Data excerpts
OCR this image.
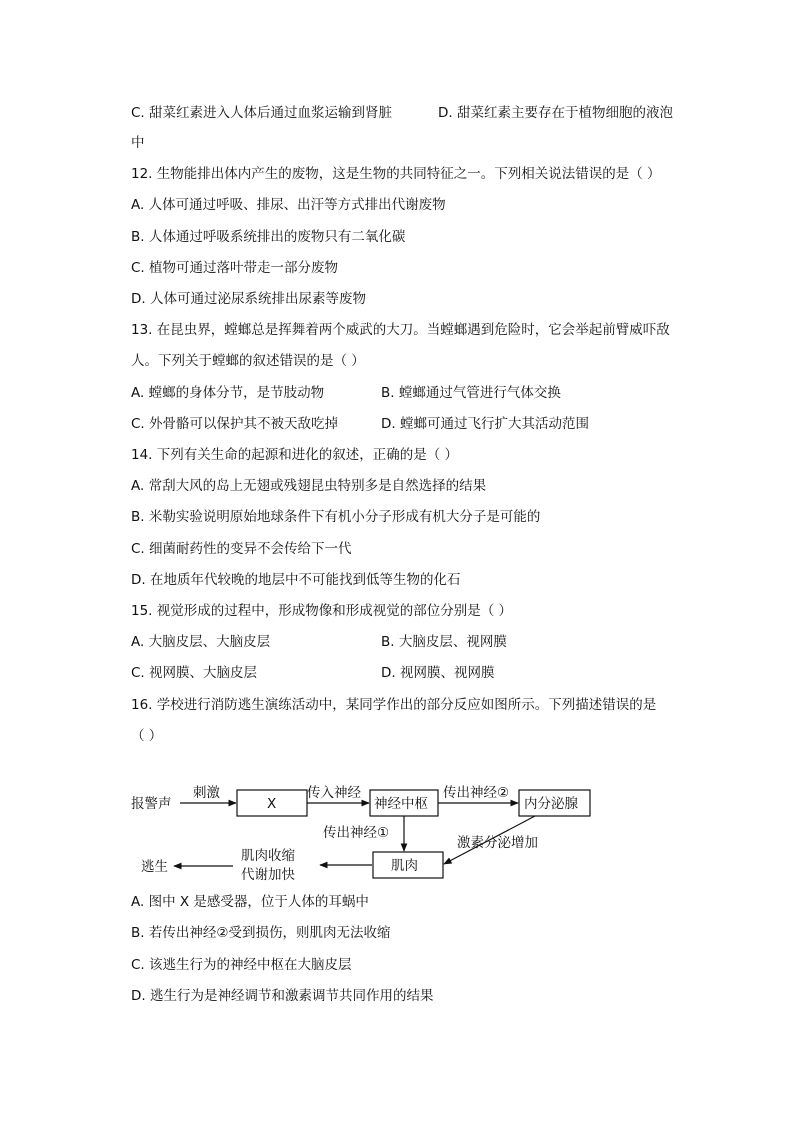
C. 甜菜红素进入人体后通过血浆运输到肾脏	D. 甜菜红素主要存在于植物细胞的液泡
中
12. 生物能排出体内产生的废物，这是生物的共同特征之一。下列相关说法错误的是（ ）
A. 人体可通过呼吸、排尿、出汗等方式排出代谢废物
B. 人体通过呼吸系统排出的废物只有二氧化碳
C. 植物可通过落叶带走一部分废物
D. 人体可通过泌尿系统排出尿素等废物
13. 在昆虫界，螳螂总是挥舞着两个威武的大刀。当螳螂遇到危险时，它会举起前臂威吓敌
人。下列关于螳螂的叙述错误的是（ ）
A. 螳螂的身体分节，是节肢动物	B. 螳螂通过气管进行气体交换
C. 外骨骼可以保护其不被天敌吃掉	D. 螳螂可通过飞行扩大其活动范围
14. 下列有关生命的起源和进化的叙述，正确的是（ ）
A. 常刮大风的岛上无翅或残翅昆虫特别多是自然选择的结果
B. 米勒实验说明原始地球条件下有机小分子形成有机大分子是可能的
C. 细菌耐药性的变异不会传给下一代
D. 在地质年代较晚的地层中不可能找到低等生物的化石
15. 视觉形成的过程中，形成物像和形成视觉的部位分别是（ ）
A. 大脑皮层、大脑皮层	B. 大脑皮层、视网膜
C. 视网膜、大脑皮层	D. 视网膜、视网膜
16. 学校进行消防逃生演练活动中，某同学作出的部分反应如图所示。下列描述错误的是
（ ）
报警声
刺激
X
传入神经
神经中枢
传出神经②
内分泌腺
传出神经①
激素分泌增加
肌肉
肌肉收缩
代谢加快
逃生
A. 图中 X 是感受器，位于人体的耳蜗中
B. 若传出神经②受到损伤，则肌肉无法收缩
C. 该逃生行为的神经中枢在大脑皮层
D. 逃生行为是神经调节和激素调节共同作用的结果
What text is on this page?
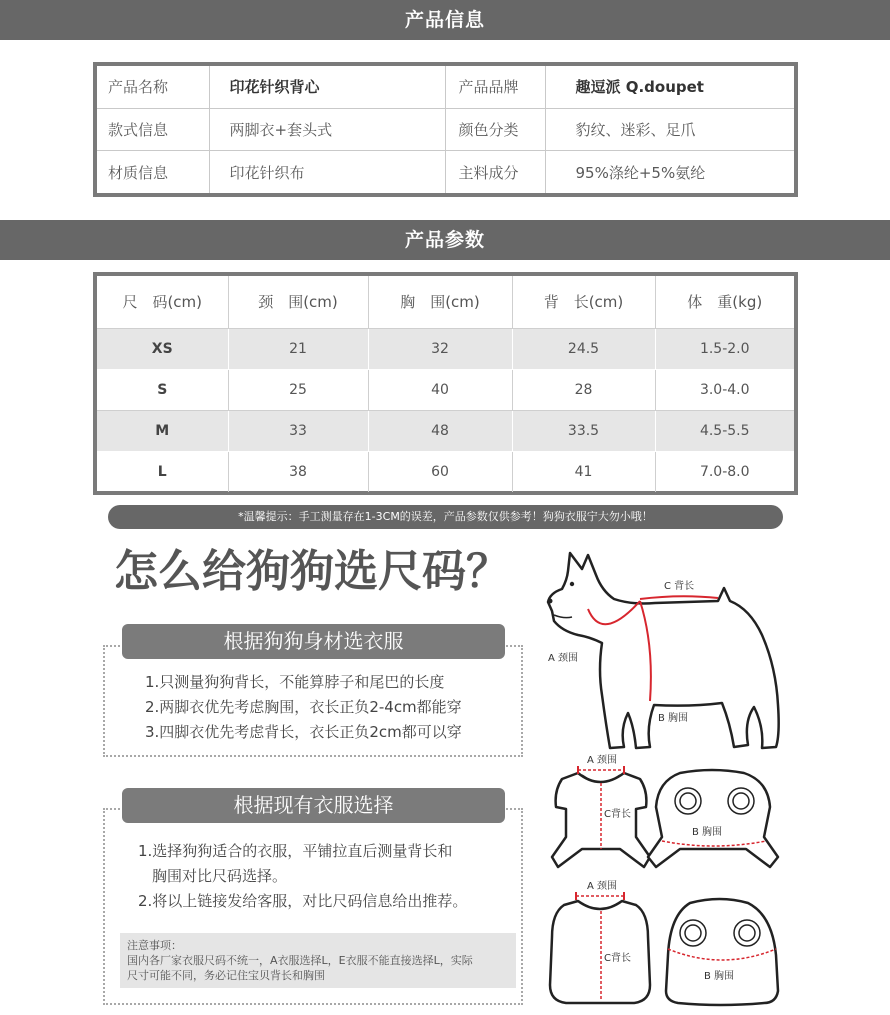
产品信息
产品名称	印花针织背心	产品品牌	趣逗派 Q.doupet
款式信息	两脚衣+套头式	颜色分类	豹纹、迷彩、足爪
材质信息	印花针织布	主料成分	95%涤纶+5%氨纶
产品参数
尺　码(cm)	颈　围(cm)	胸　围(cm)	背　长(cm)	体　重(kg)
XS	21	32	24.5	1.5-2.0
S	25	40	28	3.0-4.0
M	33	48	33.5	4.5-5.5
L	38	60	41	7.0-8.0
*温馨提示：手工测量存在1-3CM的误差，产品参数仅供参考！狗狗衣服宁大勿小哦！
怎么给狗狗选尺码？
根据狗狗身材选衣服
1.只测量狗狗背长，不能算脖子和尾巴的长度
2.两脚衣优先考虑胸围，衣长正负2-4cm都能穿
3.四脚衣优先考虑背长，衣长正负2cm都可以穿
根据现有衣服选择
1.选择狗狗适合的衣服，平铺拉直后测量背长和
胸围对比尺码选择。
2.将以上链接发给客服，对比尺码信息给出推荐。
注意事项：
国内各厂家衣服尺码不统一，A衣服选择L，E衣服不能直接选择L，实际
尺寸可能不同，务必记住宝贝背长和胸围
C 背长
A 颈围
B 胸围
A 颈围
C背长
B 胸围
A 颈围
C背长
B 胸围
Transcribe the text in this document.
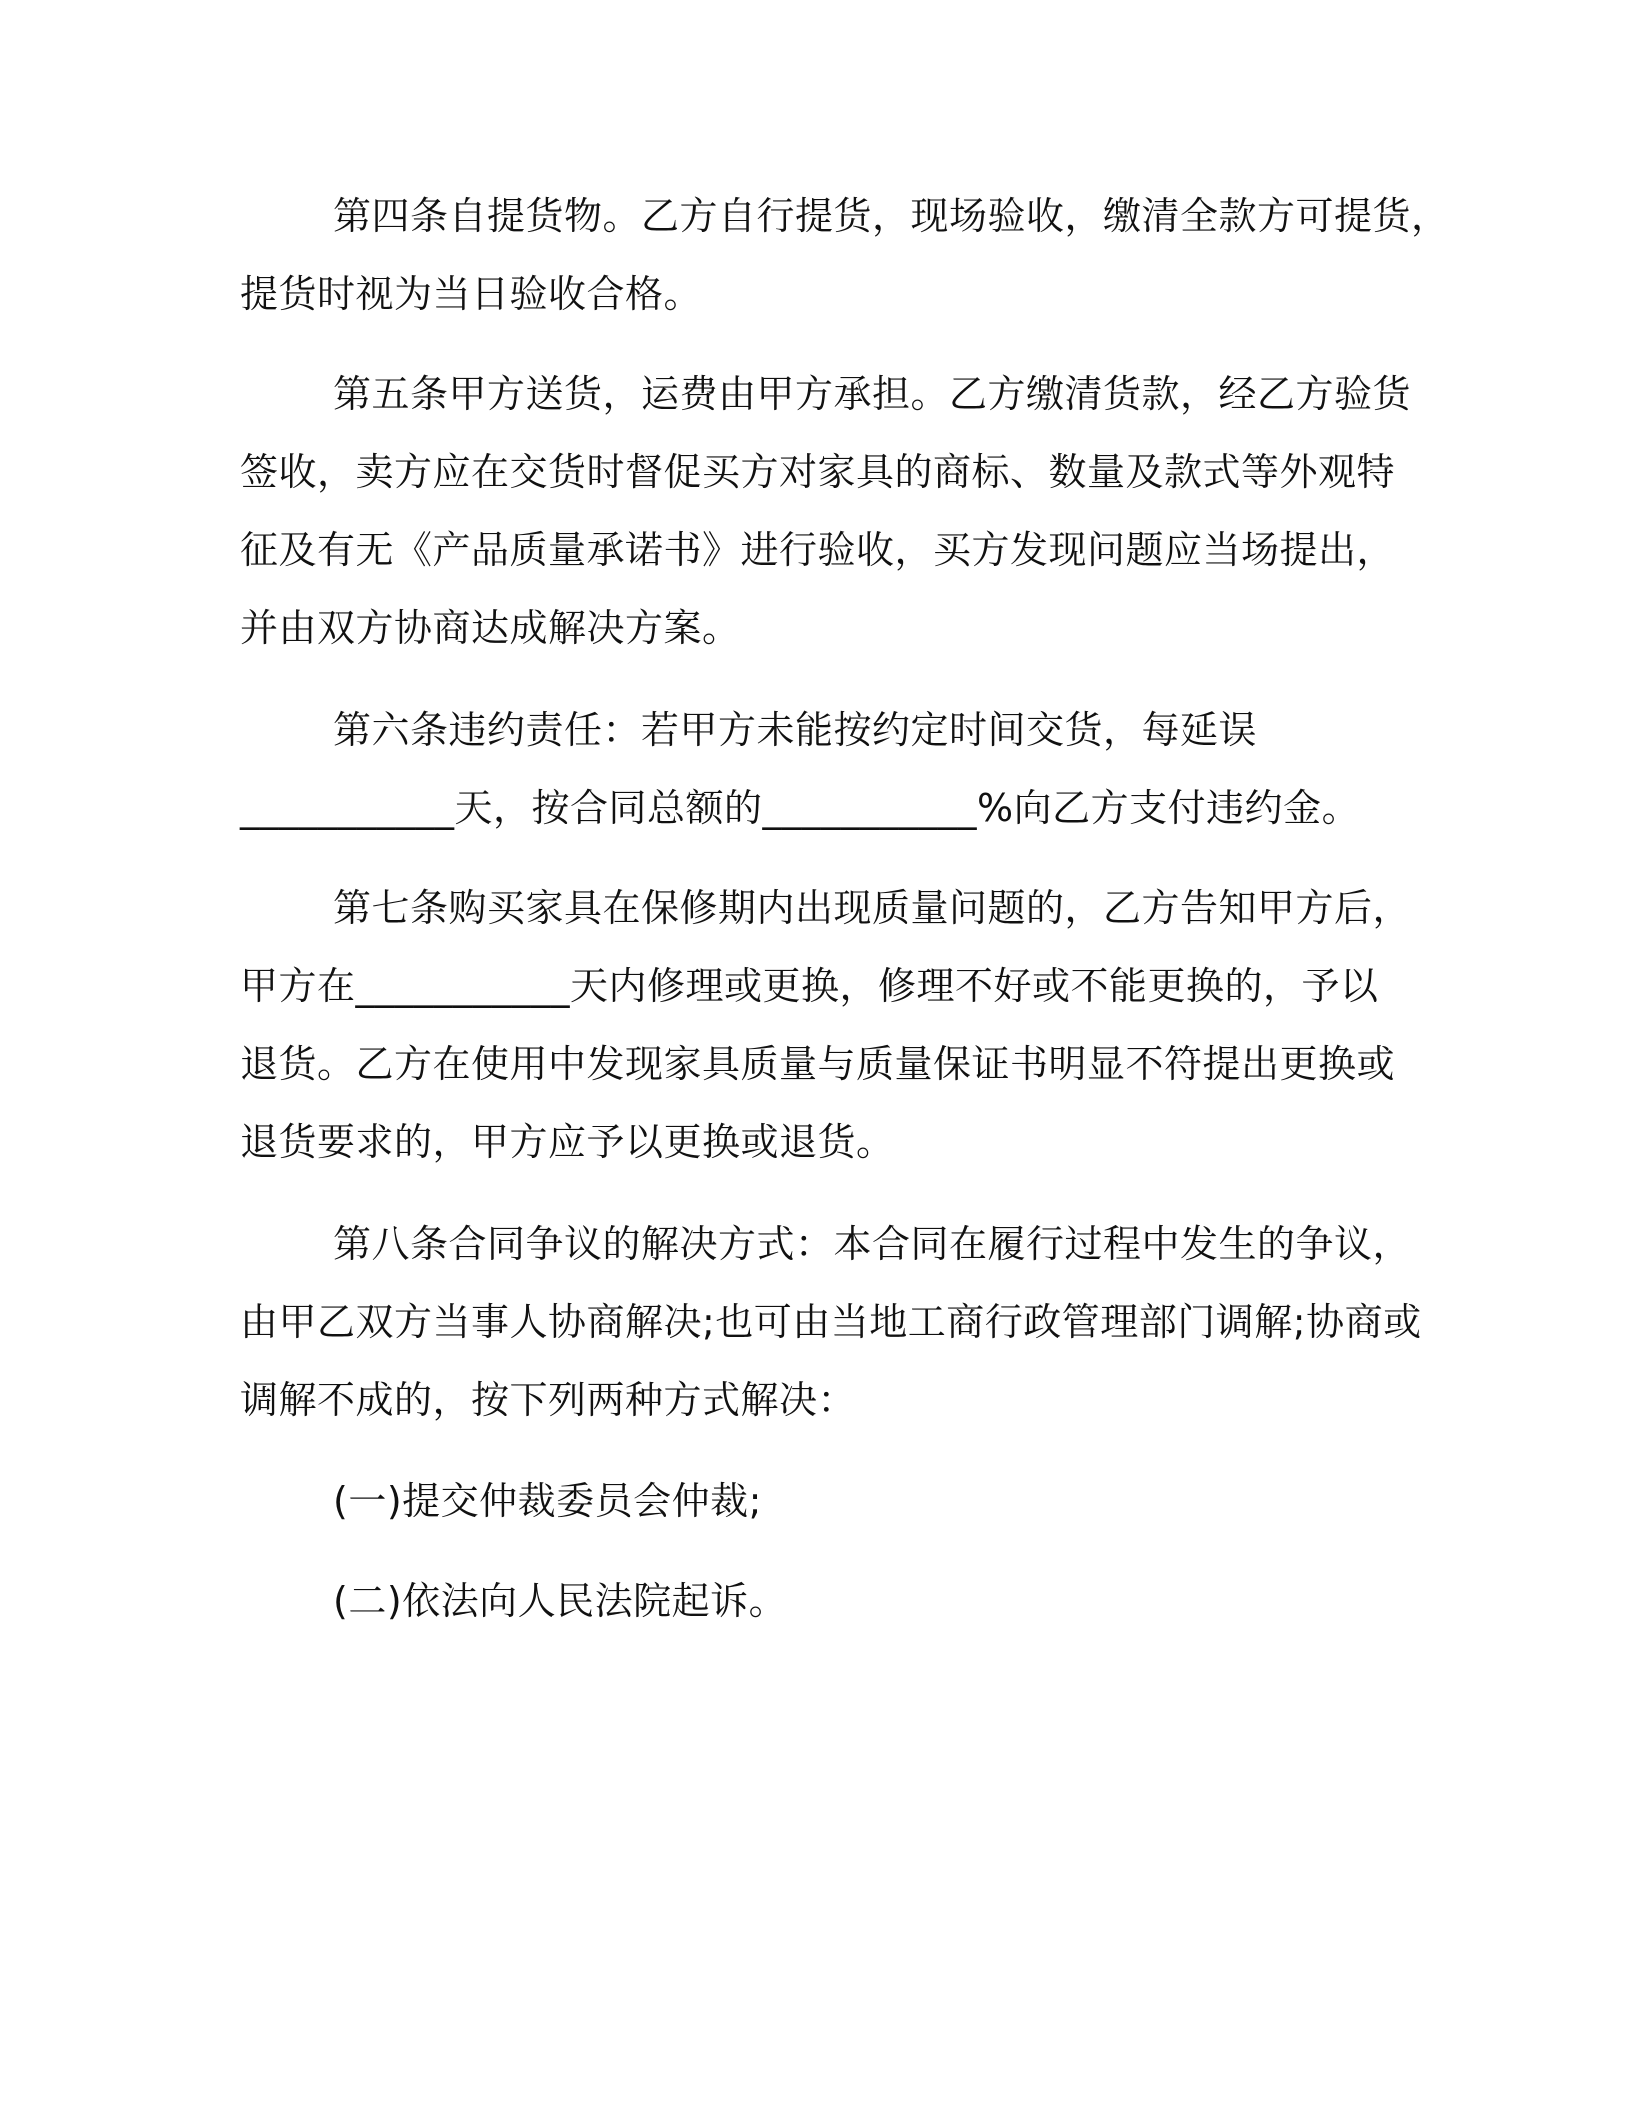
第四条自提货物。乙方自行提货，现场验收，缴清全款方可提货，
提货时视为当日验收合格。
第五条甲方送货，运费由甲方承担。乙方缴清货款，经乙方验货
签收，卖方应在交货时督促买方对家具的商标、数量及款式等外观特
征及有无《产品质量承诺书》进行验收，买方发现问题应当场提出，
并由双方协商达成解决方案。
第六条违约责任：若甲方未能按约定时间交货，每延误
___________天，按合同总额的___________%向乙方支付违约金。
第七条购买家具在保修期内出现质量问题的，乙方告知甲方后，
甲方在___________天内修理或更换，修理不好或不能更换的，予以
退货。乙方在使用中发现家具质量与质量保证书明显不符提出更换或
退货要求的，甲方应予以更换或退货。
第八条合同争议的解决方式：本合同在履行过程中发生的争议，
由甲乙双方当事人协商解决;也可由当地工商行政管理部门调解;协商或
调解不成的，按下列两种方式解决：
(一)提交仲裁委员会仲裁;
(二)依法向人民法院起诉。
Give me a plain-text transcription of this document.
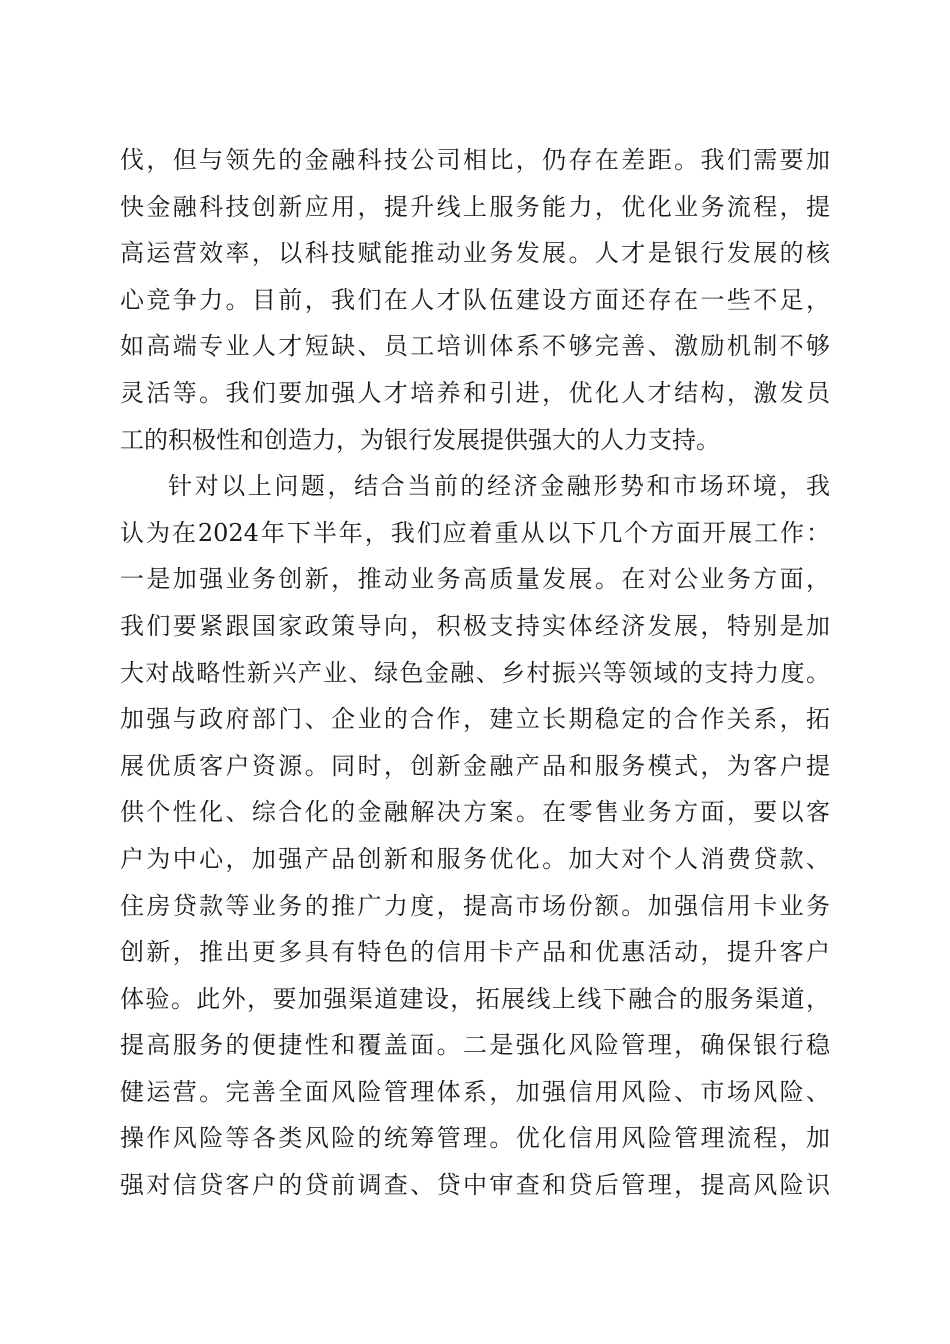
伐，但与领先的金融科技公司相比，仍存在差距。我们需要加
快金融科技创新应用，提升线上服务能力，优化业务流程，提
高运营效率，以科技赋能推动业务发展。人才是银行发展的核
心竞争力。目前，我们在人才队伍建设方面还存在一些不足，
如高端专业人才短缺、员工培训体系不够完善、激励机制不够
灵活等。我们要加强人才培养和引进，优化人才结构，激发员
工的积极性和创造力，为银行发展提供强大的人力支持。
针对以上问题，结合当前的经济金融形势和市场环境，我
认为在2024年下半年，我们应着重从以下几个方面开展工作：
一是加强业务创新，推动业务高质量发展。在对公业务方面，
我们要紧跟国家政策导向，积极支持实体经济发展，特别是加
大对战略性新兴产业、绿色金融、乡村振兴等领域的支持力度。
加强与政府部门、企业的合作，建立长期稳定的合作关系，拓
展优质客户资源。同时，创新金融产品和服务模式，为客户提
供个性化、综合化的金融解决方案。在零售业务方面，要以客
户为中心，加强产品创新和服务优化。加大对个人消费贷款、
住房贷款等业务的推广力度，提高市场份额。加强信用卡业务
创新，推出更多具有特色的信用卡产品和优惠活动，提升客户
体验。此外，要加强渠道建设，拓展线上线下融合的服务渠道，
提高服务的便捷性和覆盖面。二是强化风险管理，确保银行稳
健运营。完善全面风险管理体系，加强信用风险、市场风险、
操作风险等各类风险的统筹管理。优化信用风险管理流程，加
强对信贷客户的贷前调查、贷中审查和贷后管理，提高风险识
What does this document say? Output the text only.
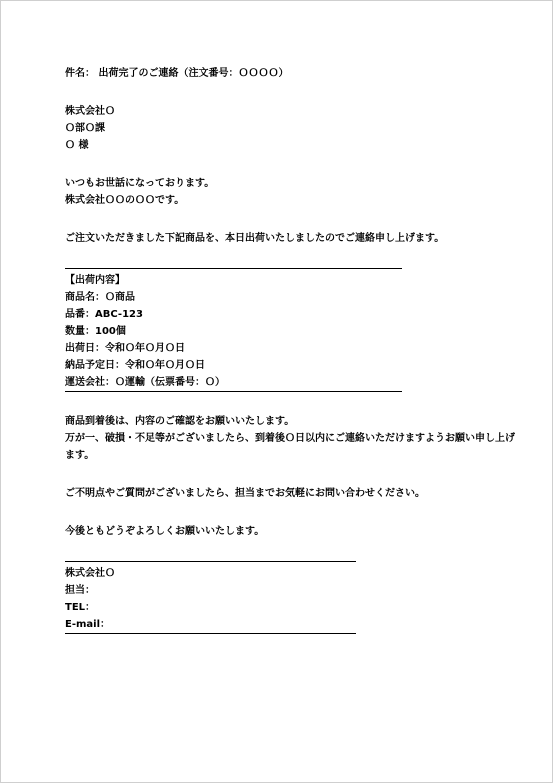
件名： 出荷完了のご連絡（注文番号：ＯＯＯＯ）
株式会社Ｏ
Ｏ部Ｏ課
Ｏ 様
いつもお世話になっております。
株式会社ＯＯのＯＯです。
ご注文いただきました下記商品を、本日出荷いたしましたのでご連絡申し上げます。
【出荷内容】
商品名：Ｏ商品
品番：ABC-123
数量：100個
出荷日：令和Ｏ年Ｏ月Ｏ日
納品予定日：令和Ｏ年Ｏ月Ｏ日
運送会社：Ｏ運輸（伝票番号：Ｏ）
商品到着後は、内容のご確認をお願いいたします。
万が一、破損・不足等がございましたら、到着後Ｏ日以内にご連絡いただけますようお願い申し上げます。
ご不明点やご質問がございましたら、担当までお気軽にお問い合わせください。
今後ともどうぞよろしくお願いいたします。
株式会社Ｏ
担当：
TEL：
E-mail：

_Given exercise_
Please leave out the pictures while you copy exactly the lines from the one containing "What does this" through the end of the records.

_Solution for this task_
What does this document say? Output the text only.
件名： 出荷完了のご連絡（注文番号：ＯＯＯＯ）
株式会社Ｏ
Ｏ部Ｏ課
Ｏ 様
いつもお世話になっております。
株式会社ＯＯのＯＯです。
ご注文いただきました下記商品を、本日出荷いたしましたのでご連絡申し上げます。
【出荷内容】
商品名：Ｏ商品
品番：ABC-123
数量：100個
出荷日：令和Ｏ年Ｏ月Ｏ日
納品予定日：令和Ｏ年Ｏ月Ｏ日
運送会社：Ｏ運輸（伝票番号：Ｏ）
商品到着後は、内容のご確認をお願いいたします。
万が一、破損・不足等がございましたら、到着後Ｏ日以内にご連絡いただけますようお願い申し上げます。
ご不明点やご質問がございましたら、担当までお気軽にお問い合わせください。
今後ともどうぞよろしくお願いいたします。
株式会社Ｏ
担当：
TEL：
E-mail：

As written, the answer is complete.